• What to produce
Transcribe the records below exactly.

• Records provided
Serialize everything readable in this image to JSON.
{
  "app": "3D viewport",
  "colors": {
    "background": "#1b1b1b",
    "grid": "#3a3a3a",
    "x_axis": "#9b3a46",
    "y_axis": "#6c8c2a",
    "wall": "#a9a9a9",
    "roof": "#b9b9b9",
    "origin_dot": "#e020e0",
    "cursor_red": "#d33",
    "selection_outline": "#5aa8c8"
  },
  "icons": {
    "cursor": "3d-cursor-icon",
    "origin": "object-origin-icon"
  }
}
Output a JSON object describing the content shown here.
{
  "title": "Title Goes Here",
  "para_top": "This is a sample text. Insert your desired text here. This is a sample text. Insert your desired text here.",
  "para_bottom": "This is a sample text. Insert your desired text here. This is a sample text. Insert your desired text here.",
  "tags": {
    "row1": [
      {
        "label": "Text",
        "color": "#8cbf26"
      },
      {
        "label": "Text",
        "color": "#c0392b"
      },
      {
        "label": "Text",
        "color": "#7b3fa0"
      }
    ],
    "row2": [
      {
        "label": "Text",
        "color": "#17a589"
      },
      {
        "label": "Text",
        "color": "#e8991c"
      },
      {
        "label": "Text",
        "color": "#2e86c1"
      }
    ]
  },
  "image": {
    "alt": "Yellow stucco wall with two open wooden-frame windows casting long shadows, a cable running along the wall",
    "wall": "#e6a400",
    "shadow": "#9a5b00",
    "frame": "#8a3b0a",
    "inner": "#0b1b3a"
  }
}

• Worked answer
Serialize everything readable in this image to JSON.
{
  "app": "3D viewport",
  "colors": {
    "background": "#1b1b1b",
    "grid": "#3a3a3a",
    "x_axis": "#9b3a46",
    "y_axis": "#6c8c2a",
    "wall": "#a9a9a9",
    "roof": "#b9b9b9",
    "origin_dot": "#e020e0",
    "cursor_red": "#d33",
    "selection_outline": "#5aa8c8"
  },
  "icons": {
    "cursor": "3d-cursor-icon",
    "origin": "object-origin-icon"
  }
}
Output a JSON object describing the content shown here.
{
  "title": "Title Goes Here",
  "para_top": "This is a sample text. Insert your desired text here. This is a sample text. Insert your desired text here.",
  "para_bottom": "This is a sample text. Insert your desired text here. This is a sample text. Insert your desired text here.",
  "tags": {
    "row1": [
      {
        "label": "Text",
        "color": "#8cbf26"
      },
      {
        "label": "Text",
        "color": "#c0392b"
      },
      {
        "label": "Text",
        "color": "#7b3fa0"
      }
    ],
    "row2": [
      {
        "label": "Text",
        "color": "#17a589"
      },
      {
        "label": "Text",
        "color": "#e8991c"
      },
      {
        "label": "Text",
        "color": "#2e86c1"
      }
    ]
  },
  "image": {
    "alt": "Yellow stucco wall with two open wooden-frame windows casting long shadows, a cable running along the wall",
    "wall": "#e6a400",
    "shadow": "#9a5b00",
    "frame": "#8a3b0a",
    "inner": "#0b1b3a"
  }
}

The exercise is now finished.